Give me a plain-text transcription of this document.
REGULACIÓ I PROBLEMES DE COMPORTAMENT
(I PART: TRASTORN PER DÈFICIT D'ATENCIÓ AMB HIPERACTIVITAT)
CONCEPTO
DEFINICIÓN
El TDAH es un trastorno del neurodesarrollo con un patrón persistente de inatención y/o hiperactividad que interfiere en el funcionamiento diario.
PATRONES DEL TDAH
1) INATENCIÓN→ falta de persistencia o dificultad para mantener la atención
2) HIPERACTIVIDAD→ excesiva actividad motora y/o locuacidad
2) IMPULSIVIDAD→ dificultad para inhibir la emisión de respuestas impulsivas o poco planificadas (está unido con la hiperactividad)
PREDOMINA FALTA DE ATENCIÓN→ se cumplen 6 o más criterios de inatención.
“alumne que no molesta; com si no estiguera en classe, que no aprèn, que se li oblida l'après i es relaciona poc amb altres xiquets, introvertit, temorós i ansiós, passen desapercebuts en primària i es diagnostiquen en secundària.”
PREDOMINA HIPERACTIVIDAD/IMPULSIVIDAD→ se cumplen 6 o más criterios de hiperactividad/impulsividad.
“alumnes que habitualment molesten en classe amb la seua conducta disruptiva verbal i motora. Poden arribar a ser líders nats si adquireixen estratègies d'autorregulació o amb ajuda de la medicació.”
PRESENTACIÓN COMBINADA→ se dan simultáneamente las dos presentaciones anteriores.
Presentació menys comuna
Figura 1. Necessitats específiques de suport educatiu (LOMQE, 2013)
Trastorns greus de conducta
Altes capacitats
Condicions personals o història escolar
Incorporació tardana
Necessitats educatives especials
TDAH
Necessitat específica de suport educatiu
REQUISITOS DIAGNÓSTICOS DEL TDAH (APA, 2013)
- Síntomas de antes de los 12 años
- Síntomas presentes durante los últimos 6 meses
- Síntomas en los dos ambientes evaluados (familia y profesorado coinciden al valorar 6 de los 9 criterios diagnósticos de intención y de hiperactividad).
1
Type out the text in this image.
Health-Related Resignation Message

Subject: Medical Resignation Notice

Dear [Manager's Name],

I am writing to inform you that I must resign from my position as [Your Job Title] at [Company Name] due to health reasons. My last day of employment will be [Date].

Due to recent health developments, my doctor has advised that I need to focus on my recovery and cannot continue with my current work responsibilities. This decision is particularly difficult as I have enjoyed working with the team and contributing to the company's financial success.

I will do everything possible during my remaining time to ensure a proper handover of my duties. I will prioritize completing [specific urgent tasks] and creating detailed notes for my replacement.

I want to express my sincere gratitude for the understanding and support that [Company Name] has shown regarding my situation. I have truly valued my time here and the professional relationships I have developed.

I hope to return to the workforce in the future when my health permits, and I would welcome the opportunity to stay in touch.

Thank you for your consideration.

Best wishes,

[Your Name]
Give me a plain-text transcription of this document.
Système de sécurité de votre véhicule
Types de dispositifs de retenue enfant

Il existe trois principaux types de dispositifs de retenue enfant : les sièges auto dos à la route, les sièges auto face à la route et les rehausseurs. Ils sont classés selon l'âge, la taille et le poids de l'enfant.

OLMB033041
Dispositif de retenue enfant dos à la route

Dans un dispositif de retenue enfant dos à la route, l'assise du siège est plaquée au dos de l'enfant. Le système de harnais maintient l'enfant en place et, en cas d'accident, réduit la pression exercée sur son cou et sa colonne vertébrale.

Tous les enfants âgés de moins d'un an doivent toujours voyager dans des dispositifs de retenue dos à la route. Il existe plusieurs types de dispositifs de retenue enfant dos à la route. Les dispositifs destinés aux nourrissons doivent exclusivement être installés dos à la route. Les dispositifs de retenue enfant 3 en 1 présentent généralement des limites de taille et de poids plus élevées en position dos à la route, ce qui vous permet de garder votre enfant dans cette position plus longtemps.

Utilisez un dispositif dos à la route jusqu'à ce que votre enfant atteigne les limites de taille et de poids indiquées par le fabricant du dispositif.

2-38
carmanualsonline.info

****

*TASK PROMPT*: State the count of lines that contain the string "cumplen". Nothing else is needed.

*OUTPUT BELOW*: 2